_Given task_: Show every line containing "данные" by copying it.

--- Start of Task data ---

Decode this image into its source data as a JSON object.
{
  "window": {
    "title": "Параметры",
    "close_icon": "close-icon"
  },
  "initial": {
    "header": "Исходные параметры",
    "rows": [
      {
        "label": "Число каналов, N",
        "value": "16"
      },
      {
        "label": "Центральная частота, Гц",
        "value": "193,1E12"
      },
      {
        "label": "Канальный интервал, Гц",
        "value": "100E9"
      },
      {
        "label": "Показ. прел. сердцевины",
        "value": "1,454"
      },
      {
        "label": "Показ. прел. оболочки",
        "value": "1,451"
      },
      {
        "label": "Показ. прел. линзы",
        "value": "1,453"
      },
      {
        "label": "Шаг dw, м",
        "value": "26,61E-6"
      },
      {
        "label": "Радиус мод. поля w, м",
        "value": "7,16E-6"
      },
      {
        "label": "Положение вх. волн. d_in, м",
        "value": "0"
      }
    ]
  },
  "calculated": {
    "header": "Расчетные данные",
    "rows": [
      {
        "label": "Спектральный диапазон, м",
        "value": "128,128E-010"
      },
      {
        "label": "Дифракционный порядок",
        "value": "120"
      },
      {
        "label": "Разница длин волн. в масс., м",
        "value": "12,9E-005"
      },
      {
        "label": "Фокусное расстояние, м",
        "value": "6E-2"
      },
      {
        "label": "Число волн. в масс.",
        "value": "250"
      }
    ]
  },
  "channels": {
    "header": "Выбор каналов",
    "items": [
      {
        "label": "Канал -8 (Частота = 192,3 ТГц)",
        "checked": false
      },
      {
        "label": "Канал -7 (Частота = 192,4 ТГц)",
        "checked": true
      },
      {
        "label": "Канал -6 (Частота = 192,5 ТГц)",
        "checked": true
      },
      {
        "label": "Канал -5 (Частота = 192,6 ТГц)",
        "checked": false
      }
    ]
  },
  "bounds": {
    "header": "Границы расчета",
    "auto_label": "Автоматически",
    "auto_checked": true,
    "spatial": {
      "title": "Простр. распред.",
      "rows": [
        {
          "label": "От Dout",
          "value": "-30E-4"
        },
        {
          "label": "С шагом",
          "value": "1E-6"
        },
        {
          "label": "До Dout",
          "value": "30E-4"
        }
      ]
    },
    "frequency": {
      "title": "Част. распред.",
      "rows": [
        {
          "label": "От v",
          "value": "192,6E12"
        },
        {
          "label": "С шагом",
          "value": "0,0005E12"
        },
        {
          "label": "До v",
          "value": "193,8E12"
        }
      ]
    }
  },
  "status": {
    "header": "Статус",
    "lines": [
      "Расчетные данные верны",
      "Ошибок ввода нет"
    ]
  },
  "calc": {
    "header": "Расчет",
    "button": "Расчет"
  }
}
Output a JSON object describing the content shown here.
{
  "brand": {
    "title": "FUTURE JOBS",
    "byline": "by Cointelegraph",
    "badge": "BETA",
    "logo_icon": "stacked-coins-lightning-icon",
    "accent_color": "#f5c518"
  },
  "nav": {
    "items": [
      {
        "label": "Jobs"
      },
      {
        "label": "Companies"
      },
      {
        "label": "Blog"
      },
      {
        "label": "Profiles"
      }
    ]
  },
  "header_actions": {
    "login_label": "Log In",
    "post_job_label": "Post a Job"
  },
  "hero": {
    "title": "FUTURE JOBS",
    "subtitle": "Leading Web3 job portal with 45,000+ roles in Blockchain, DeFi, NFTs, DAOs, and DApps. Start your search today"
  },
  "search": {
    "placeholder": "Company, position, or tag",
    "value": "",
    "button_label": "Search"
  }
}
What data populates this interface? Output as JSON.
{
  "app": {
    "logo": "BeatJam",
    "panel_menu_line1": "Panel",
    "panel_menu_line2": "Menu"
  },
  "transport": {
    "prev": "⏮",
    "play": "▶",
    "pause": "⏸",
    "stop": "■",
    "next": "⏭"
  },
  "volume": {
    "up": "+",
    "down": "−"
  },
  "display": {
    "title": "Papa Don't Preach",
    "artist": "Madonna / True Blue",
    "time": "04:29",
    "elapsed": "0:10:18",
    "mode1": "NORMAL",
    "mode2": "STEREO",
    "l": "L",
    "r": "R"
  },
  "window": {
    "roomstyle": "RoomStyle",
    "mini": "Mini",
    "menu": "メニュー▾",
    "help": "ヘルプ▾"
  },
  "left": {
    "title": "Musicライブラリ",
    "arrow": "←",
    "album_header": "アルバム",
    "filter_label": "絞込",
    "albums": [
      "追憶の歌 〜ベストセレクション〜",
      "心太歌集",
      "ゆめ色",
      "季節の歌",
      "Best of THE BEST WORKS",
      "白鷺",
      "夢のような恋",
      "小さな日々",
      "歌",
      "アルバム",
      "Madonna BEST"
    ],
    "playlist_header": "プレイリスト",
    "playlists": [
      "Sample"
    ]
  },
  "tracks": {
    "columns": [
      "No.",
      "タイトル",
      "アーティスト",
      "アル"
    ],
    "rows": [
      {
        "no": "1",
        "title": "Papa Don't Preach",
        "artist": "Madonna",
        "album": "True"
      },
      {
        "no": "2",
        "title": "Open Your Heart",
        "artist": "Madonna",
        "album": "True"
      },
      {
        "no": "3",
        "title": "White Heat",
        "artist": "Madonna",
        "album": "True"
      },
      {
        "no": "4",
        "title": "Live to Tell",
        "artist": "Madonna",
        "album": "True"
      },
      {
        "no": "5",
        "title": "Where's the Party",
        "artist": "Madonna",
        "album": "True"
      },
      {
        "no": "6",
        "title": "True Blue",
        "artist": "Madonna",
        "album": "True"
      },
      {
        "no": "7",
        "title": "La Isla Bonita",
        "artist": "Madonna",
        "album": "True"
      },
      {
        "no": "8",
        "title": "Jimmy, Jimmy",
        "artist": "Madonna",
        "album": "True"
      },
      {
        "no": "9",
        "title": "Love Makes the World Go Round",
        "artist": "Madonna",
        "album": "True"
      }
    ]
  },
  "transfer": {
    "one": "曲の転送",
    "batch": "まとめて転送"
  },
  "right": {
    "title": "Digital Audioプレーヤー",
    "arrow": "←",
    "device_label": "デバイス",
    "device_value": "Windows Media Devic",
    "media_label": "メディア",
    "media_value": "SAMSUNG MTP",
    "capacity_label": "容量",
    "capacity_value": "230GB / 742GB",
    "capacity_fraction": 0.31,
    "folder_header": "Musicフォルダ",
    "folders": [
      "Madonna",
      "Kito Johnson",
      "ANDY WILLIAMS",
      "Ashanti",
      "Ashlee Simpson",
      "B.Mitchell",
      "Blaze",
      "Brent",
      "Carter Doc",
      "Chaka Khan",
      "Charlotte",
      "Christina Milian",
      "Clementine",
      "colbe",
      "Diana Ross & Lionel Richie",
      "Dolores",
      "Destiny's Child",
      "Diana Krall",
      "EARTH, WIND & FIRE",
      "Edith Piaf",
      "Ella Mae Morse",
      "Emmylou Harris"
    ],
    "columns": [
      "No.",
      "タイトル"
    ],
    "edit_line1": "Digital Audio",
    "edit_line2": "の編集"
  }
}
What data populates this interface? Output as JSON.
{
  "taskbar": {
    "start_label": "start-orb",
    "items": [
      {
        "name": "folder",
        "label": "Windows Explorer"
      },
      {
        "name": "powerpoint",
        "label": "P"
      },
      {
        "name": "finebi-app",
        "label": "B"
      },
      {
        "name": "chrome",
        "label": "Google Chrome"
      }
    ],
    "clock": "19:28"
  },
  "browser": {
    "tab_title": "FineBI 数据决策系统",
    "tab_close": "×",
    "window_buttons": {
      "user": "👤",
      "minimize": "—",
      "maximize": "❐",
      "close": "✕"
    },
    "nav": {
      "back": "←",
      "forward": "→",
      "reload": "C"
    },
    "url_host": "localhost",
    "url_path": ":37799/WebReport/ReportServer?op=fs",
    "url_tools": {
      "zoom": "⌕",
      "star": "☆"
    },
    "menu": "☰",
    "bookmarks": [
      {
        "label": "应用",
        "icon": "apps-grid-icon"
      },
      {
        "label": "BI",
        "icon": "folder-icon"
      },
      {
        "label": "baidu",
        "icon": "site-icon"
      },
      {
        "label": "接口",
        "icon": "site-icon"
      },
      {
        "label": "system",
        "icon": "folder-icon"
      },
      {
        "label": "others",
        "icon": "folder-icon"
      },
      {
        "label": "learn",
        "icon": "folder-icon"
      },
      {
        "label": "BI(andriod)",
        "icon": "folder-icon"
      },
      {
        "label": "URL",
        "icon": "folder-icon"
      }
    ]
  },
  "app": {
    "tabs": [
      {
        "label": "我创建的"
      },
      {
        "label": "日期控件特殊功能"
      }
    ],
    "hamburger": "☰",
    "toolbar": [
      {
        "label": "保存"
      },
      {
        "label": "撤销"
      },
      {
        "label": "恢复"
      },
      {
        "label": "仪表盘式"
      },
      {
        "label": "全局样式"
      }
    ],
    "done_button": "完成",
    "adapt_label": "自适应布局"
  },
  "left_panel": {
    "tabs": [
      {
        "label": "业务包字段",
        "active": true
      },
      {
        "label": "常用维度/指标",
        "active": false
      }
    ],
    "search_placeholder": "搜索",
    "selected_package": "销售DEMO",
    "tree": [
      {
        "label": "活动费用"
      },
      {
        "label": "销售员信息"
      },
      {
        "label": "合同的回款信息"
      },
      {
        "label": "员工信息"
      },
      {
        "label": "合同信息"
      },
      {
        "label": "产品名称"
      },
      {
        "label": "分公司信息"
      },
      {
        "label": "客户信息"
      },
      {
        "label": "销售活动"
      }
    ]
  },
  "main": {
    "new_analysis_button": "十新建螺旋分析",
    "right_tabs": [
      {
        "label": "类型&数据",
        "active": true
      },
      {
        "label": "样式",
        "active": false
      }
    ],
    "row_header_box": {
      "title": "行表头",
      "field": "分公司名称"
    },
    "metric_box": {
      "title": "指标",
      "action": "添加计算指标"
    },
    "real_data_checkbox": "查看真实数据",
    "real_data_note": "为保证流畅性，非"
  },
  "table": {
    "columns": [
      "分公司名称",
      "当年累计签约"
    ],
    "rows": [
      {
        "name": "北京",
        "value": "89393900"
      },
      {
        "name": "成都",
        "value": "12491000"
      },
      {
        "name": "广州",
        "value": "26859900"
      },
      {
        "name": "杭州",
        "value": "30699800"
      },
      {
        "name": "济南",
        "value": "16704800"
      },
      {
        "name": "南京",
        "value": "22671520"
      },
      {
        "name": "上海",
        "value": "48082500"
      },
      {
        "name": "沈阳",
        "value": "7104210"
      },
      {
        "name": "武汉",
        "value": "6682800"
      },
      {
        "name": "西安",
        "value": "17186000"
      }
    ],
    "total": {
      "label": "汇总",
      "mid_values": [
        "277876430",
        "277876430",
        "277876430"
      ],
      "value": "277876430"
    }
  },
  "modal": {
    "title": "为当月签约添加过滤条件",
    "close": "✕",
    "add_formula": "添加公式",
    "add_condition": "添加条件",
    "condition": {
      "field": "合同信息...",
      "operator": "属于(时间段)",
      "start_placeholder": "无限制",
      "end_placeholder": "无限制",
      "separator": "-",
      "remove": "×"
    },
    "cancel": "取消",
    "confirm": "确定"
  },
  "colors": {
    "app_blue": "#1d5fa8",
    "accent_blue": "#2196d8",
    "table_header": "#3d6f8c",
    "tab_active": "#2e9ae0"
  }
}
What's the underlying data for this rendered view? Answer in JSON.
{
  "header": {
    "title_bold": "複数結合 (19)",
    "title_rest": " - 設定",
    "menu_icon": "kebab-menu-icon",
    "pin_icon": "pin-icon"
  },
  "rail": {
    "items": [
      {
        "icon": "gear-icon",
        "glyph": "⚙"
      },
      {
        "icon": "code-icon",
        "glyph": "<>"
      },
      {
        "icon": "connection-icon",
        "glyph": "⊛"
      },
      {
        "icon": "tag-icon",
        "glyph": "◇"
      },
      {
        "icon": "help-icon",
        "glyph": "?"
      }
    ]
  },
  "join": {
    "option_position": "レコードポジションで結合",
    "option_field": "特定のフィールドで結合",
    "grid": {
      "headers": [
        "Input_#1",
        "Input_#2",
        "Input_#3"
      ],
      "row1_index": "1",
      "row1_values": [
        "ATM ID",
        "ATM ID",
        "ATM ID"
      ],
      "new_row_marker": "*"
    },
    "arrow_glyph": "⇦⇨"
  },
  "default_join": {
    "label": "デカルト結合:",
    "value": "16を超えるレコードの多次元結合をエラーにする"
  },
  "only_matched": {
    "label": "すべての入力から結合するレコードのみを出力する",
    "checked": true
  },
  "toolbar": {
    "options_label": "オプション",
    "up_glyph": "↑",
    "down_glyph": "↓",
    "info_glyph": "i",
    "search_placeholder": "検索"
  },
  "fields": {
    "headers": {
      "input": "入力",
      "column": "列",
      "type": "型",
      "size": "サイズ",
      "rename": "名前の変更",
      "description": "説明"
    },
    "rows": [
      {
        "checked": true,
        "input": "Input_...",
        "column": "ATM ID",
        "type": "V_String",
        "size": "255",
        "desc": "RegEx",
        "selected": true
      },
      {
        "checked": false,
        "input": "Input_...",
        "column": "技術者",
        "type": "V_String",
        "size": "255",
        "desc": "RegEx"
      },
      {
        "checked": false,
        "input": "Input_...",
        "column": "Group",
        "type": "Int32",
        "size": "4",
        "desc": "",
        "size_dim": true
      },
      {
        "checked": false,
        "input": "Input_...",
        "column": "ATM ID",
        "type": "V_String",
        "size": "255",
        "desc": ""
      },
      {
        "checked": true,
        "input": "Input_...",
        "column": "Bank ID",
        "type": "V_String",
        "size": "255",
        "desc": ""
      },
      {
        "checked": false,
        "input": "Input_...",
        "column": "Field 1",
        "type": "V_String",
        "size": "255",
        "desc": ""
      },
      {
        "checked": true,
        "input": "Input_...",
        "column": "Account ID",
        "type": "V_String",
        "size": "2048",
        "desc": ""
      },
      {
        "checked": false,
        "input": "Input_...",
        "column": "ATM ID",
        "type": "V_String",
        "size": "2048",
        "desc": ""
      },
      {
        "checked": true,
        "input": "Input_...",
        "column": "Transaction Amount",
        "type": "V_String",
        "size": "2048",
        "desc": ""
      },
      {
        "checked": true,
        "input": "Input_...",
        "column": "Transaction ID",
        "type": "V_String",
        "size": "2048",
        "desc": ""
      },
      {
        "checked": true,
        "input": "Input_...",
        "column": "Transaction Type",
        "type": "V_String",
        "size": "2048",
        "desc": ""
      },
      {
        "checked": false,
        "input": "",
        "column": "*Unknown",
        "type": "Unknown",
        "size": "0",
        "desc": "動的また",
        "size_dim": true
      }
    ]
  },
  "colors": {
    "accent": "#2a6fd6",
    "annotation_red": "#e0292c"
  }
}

--- End of Task data ---

_Task response_:
    "header": "Расчетные данные",
      "Расчетные данные верны",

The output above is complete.